• WORK REQUIRED: Identify each line below that contains the word "whistle", and copy it out.

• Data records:
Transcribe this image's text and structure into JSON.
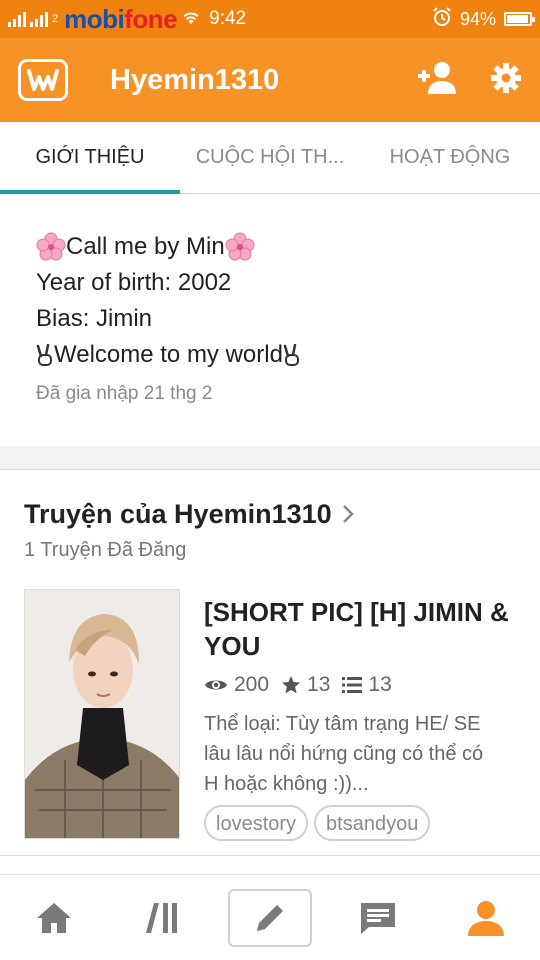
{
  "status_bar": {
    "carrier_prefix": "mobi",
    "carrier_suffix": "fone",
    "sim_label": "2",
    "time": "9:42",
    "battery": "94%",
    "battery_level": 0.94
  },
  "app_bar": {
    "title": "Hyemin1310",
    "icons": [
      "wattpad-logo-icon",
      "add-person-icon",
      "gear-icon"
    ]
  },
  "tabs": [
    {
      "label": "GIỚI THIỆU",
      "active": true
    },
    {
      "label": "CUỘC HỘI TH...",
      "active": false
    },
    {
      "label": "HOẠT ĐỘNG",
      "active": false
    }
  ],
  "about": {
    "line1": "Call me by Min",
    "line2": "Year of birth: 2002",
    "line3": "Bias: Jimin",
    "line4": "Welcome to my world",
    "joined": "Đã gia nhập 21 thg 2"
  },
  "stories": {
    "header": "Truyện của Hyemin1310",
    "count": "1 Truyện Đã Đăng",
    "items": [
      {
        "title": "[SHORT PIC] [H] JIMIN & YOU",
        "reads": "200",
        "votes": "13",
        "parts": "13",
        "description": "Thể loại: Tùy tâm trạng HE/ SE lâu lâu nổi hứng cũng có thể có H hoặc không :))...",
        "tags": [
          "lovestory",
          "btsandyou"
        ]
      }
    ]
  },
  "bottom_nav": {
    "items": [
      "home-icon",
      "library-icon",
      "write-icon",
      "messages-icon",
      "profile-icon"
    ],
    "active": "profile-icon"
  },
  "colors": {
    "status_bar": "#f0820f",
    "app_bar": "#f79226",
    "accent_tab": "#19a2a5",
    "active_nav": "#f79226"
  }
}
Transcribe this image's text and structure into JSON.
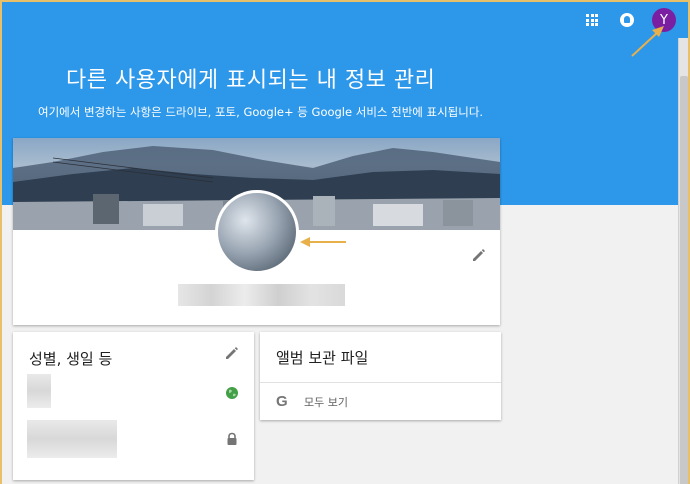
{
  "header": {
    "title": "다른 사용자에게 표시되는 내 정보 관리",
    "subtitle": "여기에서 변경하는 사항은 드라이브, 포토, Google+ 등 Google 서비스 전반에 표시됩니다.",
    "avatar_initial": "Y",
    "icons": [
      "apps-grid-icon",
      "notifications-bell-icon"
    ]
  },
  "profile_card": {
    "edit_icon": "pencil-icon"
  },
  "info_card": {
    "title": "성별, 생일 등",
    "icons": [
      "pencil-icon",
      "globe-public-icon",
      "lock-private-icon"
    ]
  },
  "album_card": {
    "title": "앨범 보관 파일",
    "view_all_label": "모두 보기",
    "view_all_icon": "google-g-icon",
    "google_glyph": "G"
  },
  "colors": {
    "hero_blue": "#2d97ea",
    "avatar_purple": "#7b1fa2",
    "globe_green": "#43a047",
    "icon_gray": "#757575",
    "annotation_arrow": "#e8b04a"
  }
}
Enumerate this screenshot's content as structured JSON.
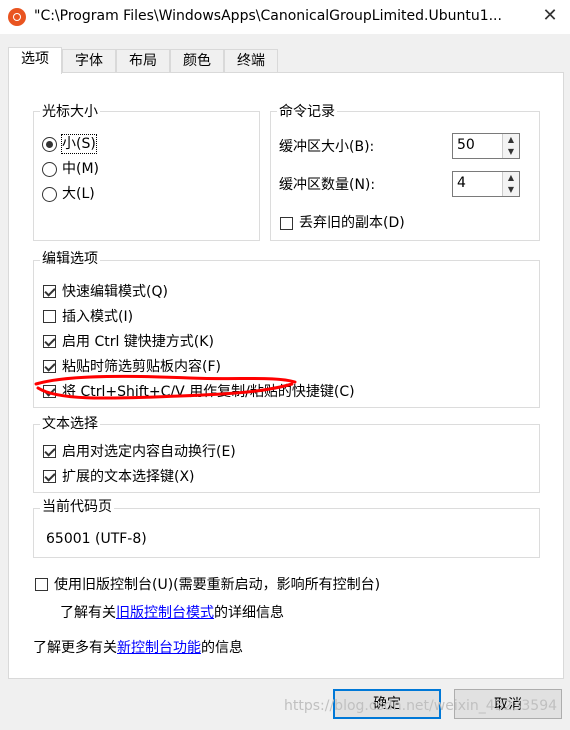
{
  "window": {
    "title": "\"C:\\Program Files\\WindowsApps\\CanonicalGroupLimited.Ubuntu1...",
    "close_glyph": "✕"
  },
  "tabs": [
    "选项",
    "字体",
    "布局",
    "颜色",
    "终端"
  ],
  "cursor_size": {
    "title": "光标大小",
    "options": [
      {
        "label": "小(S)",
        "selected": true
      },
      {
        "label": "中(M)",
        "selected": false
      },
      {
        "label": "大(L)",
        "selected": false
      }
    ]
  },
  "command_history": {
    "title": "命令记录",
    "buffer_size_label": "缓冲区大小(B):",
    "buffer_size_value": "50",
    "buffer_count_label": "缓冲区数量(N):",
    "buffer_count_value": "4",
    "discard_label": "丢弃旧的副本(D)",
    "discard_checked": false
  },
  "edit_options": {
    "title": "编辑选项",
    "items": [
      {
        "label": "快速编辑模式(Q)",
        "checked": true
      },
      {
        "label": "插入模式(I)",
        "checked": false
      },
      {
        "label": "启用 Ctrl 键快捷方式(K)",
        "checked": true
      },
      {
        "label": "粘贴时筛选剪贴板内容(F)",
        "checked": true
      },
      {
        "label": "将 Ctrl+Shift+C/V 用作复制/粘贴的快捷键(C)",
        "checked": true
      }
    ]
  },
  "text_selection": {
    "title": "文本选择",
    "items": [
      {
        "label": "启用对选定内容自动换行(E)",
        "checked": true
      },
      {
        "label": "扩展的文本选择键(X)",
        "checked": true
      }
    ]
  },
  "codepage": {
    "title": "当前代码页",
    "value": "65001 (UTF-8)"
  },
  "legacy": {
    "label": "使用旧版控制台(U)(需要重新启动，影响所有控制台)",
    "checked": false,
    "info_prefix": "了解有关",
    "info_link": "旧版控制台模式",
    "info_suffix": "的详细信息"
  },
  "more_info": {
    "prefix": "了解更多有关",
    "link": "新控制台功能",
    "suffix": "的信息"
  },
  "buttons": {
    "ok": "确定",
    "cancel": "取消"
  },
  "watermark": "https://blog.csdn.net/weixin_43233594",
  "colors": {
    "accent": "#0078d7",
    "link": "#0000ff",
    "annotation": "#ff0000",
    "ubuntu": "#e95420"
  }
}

...

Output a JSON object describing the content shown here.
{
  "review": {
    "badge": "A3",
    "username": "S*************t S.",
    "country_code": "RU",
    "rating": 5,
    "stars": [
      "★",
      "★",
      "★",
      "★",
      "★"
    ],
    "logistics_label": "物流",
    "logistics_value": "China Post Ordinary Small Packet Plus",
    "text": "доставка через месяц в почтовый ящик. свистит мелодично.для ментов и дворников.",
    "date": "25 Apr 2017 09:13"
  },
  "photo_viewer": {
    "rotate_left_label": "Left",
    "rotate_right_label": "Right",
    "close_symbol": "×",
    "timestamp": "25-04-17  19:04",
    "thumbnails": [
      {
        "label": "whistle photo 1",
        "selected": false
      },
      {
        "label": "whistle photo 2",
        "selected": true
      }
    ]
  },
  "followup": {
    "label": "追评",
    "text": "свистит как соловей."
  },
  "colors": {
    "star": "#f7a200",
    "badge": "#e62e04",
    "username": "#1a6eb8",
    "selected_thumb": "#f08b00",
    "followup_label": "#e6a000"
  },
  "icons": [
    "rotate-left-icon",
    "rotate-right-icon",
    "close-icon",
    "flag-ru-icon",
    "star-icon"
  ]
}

---

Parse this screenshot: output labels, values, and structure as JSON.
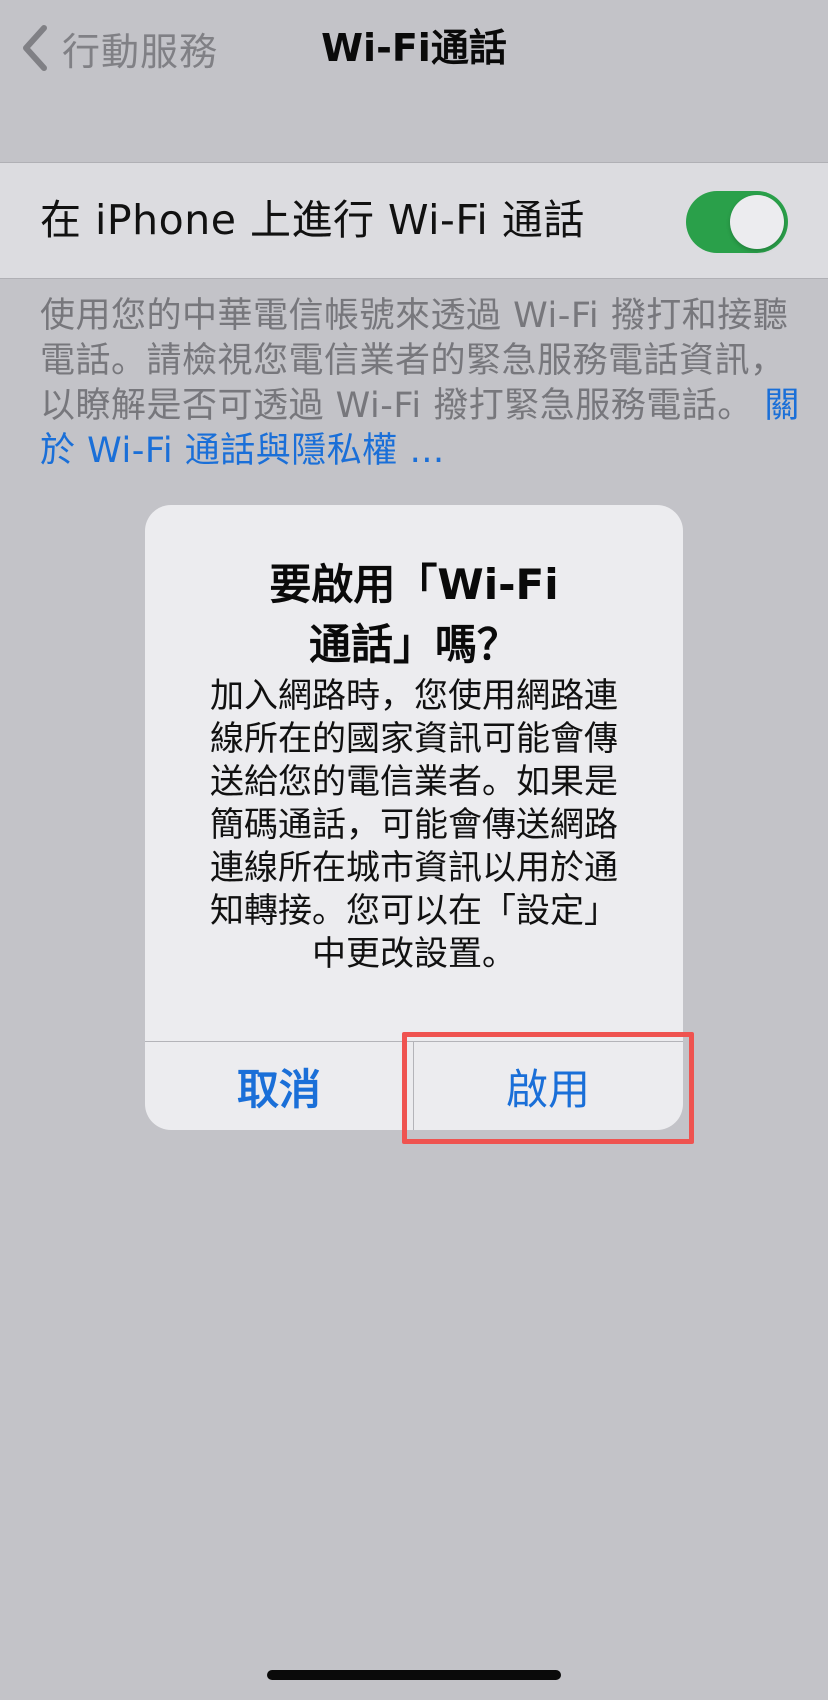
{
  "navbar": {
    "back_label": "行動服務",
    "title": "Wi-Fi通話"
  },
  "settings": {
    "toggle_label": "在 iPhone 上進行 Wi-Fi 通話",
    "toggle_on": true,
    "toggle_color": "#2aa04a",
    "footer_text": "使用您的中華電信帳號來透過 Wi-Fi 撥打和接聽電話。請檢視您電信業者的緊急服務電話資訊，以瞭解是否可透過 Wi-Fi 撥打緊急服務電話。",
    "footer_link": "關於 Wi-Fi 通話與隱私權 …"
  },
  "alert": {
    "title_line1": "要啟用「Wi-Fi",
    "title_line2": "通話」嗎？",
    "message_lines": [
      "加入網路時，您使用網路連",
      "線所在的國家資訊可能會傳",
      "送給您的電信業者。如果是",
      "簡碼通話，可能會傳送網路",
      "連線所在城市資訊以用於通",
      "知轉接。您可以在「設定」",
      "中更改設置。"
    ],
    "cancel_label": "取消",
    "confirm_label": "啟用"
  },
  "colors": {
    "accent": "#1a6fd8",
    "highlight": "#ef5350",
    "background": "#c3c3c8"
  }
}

• RESPONSE TO THIS TASK:
        "label": "whistle photo 1",
        "label": "whistle photo 2",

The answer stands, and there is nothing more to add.